#### [STATED EXERCISE]
Determine the number of lines in the listing below where the string "游戏课程化" occurs; answer with the number alone.

#### [SUPPLIED MATERIAL]
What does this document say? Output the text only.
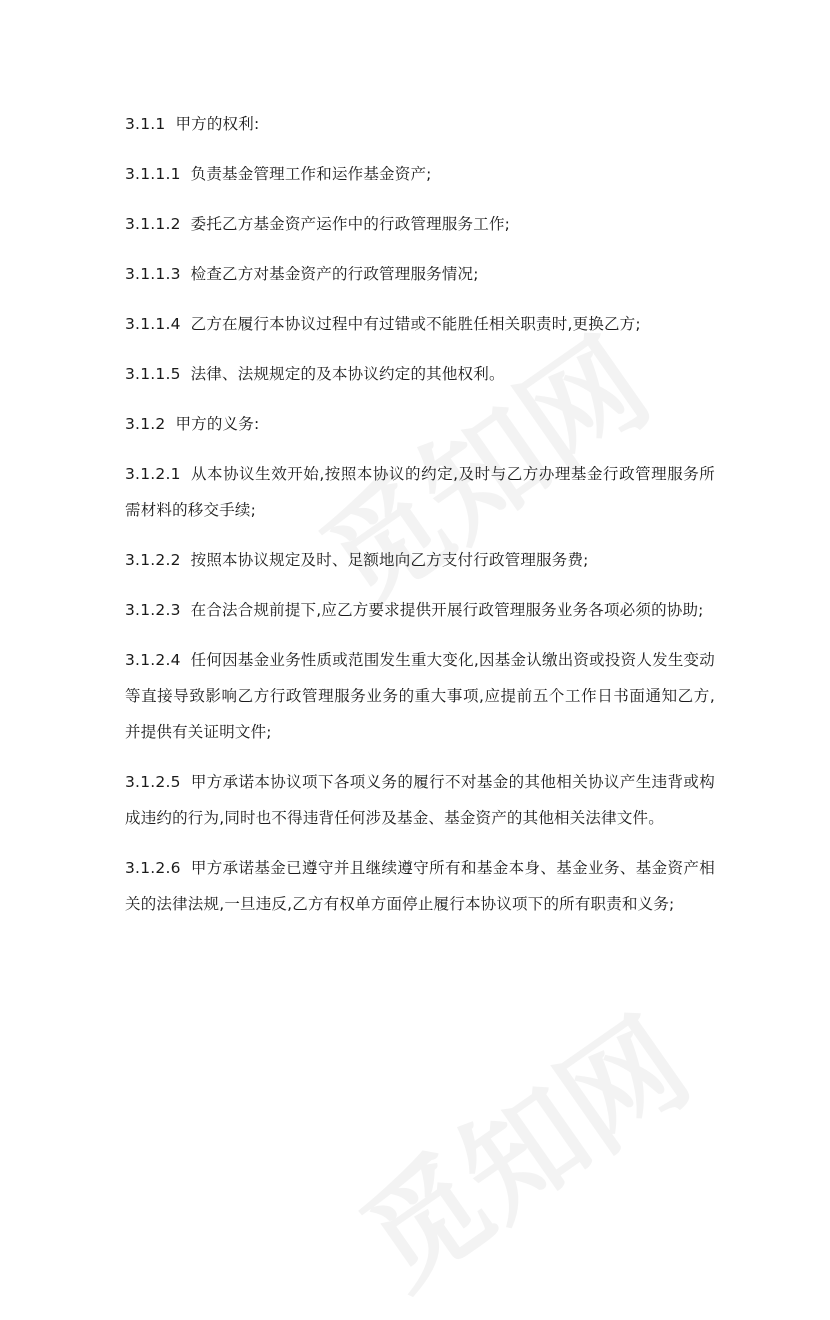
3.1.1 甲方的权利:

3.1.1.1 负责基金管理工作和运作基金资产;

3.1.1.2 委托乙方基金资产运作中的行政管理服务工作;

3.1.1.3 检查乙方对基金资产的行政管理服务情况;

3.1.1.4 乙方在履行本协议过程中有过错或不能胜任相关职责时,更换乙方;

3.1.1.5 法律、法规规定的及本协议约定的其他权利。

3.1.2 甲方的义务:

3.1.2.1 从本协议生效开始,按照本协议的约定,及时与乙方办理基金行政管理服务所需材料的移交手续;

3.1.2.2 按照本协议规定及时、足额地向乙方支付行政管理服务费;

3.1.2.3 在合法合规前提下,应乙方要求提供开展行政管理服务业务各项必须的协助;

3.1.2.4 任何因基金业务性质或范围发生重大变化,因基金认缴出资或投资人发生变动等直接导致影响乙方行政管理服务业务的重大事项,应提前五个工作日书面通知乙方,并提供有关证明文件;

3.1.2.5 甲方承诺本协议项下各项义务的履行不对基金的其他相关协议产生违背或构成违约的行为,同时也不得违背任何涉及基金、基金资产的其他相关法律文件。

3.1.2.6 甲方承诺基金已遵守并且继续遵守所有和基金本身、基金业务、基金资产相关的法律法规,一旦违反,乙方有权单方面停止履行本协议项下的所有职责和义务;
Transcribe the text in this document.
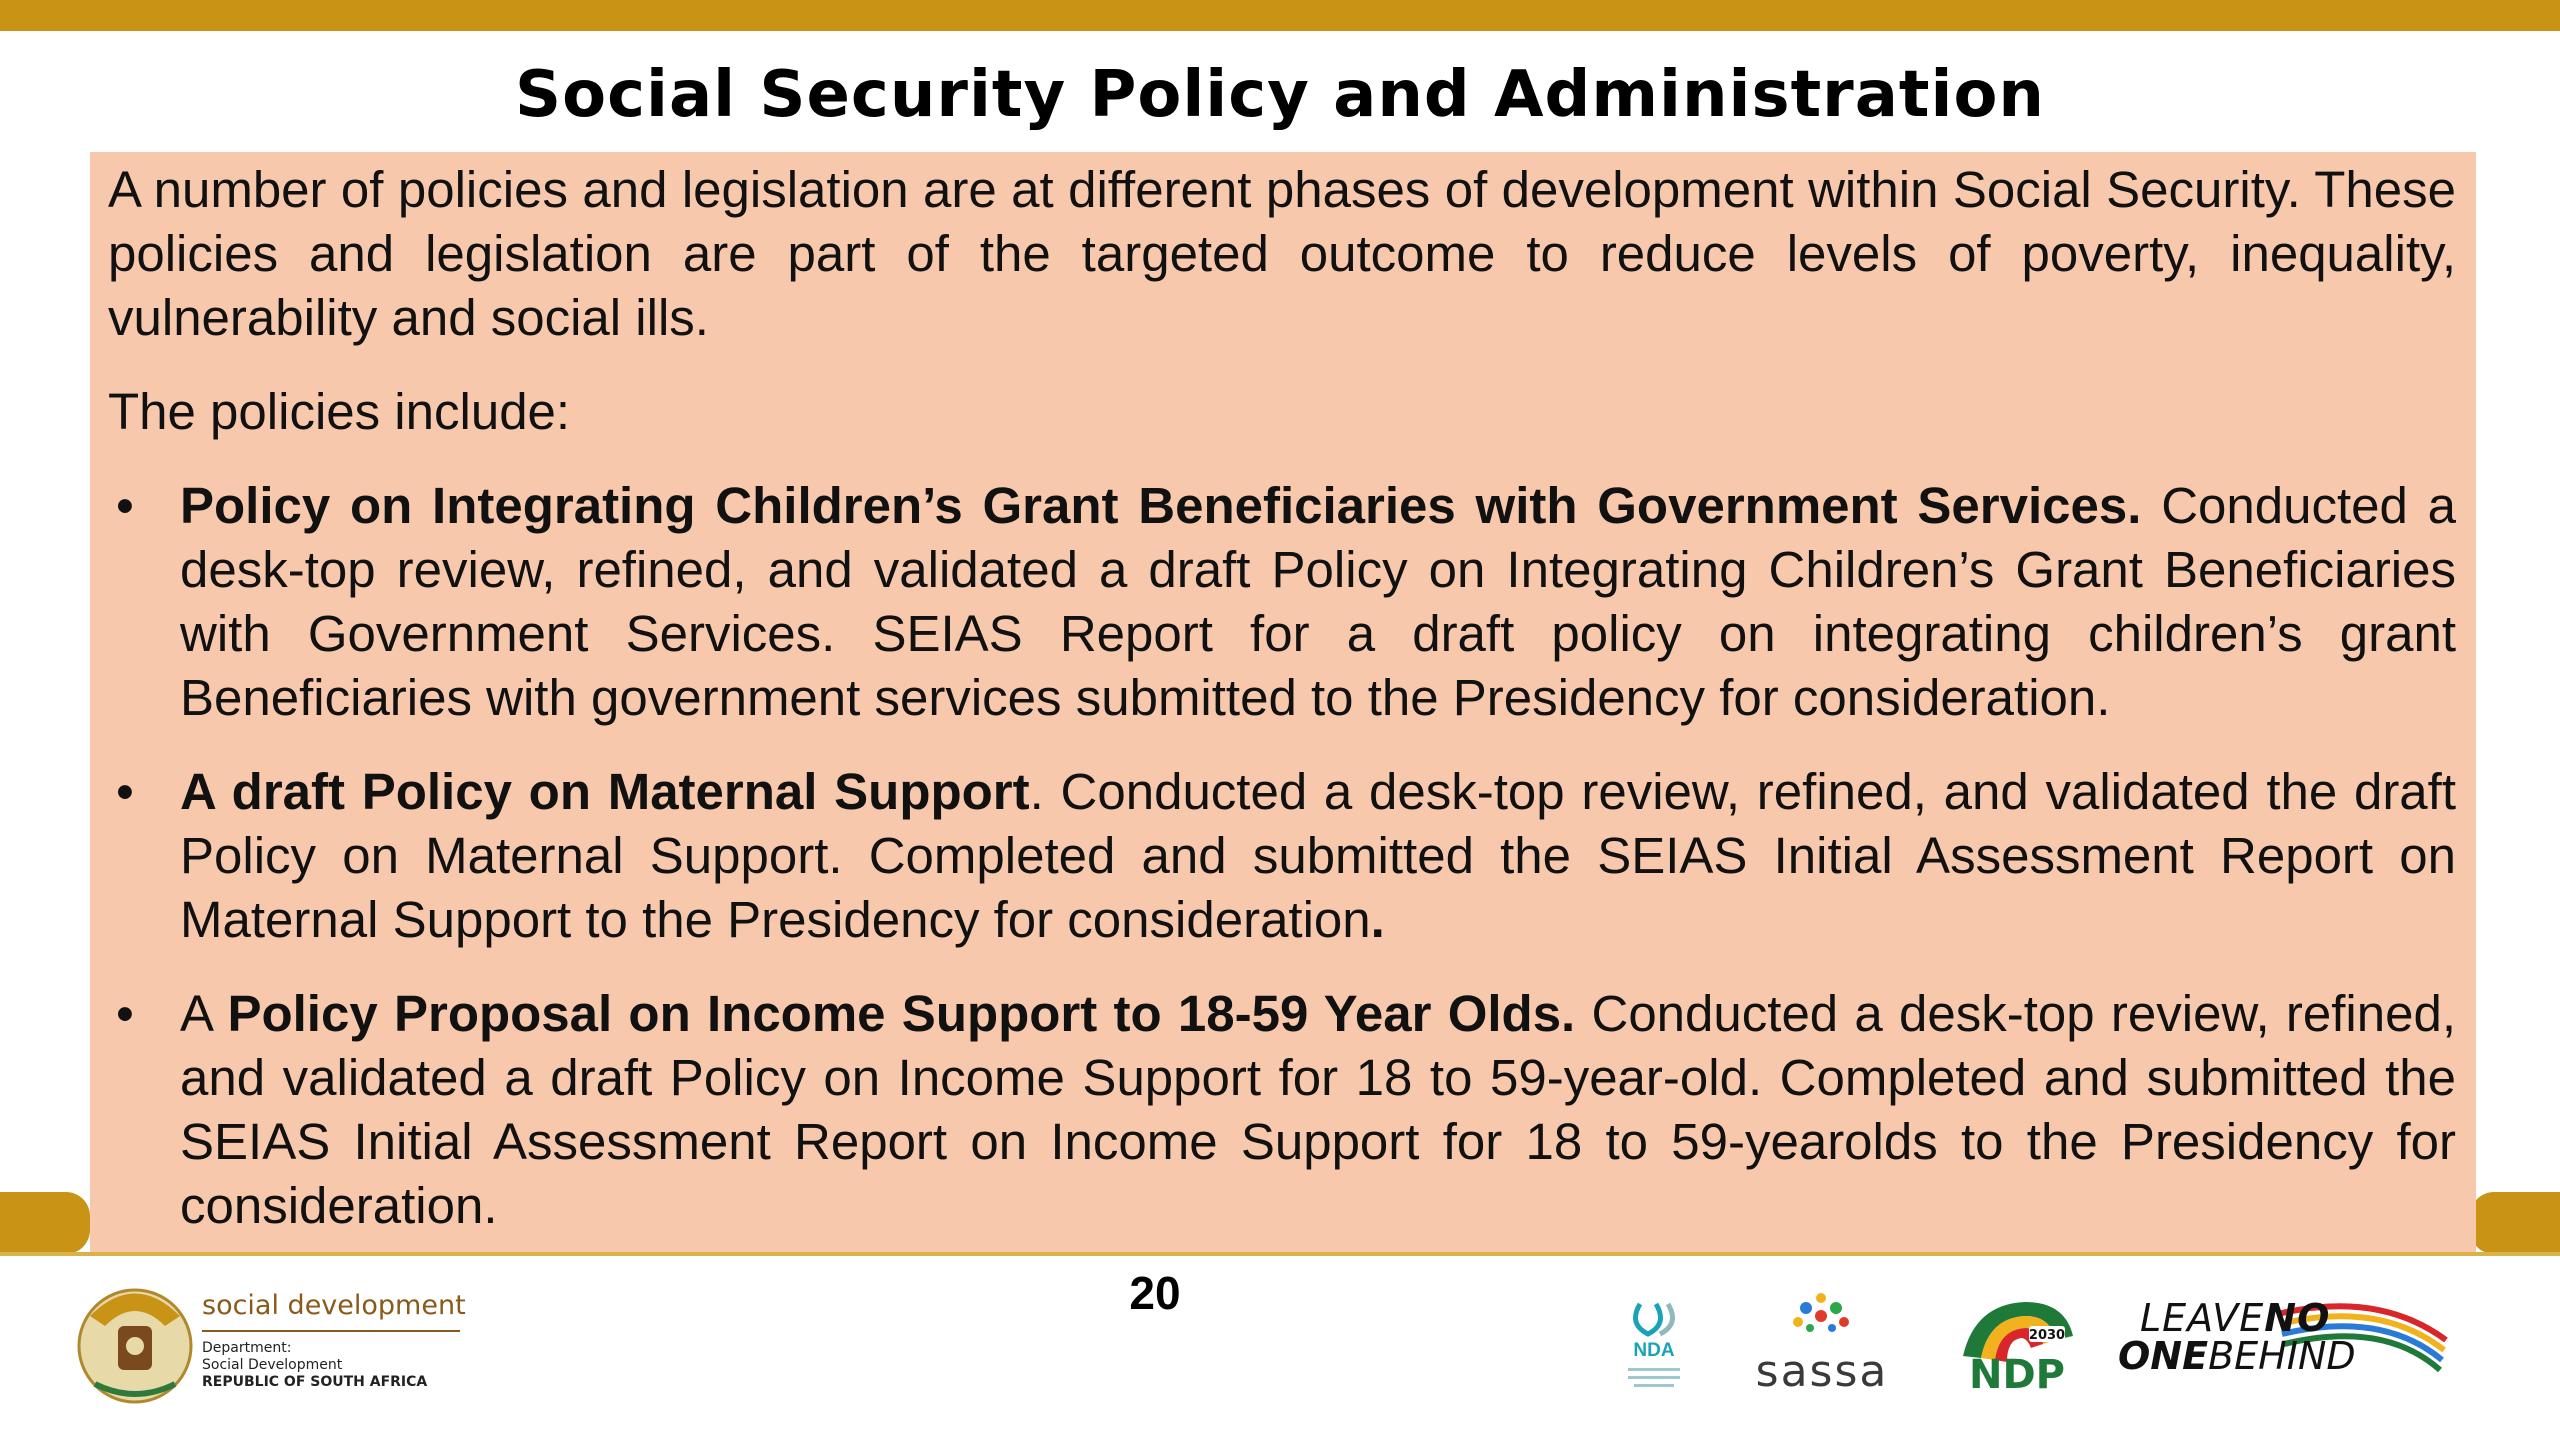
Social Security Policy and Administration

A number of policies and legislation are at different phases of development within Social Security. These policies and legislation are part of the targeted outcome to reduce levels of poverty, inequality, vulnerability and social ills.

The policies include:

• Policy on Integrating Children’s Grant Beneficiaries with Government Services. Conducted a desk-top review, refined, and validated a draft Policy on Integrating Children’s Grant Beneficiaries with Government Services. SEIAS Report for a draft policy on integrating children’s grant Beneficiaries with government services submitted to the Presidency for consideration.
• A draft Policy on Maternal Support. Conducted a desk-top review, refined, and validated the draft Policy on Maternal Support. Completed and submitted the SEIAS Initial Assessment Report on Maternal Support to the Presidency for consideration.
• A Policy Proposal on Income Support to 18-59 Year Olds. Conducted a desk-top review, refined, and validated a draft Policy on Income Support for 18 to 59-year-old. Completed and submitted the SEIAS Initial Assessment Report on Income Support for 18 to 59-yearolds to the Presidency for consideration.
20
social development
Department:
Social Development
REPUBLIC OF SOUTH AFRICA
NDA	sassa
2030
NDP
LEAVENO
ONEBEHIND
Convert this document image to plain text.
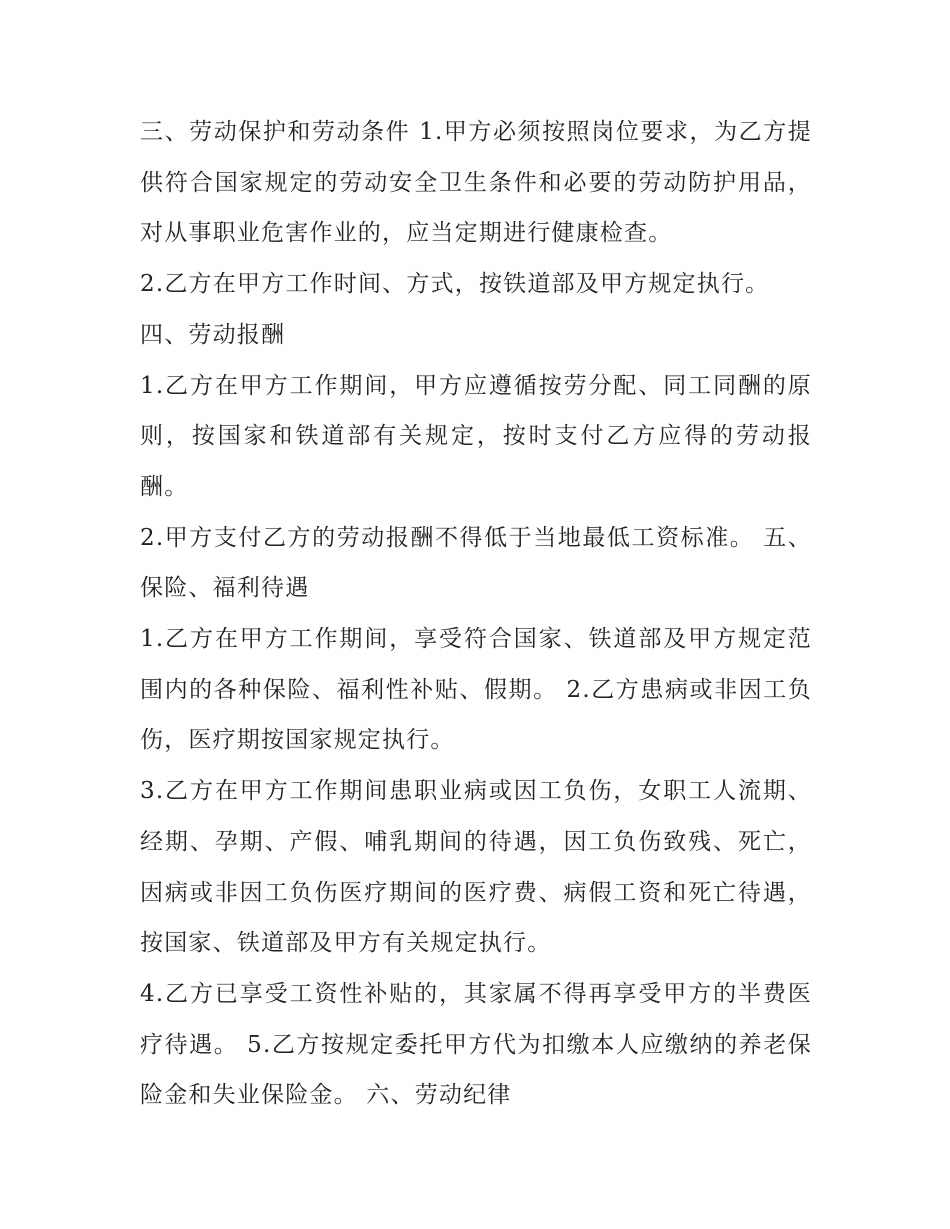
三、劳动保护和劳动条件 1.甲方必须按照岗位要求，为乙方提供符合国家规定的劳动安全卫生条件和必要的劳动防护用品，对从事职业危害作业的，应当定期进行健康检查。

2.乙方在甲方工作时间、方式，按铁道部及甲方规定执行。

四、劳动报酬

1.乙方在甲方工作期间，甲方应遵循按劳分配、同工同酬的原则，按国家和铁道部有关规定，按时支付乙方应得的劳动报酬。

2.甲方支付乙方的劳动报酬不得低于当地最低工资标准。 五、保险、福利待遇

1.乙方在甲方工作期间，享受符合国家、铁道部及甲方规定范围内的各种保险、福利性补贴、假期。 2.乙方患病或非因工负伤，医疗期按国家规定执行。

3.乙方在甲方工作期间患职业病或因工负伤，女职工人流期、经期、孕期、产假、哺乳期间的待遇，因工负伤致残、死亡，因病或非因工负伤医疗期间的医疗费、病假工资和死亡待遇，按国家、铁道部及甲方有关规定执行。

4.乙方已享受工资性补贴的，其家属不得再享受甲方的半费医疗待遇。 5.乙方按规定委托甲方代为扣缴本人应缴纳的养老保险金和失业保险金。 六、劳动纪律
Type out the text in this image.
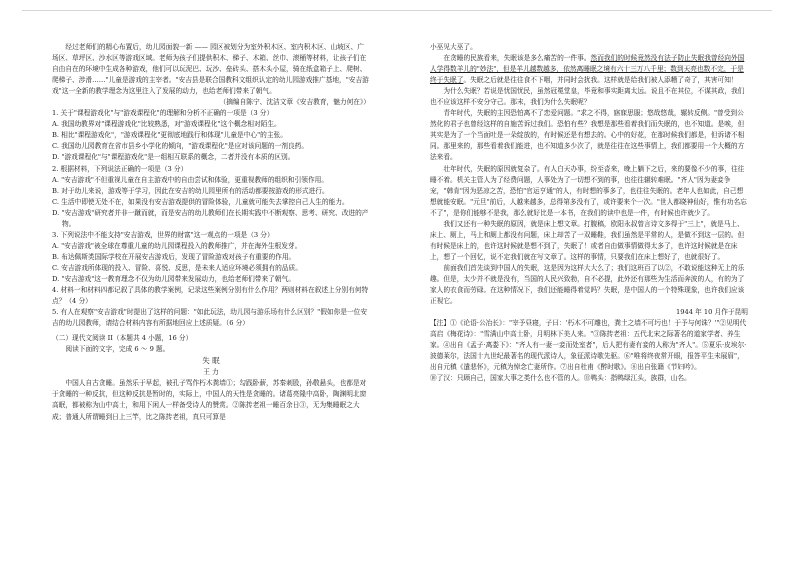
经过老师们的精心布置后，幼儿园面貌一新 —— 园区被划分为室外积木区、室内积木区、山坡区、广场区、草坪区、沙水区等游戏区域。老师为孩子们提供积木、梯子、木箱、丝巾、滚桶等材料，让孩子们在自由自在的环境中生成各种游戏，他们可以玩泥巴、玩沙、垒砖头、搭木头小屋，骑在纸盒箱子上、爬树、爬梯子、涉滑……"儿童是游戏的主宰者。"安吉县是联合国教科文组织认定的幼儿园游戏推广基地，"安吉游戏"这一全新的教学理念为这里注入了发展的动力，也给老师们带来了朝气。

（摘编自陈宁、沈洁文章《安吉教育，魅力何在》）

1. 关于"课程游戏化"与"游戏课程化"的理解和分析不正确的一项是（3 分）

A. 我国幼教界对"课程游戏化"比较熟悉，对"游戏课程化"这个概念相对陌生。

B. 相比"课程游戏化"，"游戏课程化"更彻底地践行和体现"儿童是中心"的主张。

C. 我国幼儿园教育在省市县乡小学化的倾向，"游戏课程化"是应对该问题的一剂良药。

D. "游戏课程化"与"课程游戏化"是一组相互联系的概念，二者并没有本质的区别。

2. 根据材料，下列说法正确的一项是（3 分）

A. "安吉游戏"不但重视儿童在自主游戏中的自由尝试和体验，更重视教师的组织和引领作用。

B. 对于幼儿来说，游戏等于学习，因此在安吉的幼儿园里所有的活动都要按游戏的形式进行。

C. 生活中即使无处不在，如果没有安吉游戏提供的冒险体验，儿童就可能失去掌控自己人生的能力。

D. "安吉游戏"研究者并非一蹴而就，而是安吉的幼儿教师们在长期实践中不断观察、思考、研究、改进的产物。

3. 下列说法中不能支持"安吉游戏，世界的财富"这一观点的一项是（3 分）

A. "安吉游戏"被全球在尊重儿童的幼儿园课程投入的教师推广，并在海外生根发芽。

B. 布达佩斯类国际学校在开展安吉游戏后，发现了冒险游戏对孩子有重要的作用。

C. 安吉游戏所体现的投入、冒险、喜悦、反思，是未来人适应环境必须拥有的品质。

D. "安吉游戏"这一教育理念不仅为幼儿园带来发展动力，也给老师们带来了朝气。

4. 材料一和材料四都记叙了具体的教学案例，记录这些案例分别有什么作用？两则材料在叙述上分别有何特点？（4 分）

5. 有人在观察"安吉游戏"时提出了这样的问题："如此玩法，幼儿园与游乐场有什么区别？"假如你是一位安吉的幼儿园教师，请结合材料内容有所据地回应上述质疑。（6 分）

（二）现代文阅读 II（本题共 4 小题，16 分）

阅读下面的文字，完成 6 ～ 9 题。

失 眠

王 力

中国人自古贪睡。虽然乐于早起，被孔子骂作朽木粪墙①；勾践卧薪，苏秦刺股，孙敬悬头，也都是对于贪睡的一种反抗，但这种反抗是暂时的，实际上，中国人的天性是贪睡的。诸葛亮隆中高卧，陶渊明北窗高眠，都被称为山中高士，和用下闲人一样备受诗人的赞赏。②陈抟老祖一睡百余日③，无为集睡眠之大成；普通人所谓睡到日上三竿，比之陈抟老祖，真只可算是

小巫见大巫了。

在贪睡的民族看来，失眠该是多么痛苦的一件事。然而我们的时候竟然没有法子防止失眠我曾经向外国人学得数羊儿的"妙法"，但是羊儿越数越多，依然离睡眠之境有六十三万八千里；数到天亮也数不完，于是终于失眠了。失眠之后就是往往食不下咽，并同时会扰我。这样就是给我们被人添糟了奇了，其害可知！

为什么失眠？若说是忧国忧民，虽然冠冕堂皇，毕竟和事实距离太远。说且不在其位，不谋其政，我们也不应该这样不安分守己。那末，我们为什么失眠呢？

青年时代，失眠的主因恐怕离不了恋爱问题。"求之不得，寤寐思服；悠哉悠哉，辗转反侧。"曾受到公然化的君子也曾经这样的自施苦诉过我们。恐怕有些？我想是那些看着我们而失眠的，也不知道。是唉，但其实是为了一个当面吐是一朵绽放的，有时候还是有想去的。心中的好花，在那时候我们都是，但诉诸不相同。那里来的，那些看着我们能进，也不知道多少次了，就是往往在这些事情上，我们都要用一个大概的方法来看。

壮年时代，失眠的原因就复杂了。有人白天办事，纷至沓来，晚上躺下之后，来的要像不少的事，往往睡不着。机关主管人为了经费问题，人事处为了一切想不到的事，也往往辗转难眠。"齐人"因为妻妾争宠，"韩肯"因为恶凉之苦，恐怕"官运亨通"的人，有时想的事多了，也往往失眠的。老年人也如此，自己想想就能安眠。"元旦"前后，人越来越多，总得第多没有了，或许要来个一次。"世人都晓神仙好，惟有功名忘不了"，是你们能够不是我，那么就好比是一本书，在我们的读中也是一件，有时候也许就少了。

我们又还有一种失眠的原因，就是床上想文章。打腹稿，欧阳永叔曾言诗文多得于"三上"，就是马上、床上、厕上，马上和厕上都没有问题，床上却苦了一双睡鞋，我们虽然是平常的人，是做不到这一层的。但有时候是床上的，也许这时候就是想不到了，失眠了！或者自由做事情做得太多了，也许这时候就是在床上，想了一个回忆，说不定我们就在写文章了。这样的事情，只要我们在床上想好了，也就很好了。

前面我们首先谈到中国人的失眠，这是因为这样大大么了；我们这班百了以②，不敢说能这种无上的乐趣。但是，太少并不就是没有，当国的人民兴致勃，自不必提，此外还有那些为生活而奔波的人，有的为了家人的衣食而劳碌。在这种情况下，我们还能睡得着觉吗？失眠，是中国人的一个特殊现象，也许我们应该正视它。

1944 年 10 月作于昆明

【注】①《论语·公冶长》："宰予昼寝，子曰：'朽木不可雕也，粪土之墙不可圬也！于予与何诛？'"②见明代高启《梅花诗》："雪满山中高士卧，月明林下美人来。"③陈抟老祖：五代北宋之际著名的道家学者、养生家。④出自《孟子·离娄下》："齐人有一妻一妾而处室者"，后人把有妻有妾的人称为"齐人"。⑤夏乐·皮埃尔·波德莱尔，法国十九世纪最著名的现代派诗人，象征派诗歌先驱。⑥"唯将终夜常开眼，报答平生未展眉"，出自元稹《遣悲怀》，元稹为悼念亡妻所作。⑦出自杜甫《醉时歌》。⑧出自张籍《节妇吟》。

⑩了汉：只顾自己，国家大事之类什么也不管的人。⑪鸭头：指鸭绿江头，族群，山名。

#### [FULL ANSWER]
5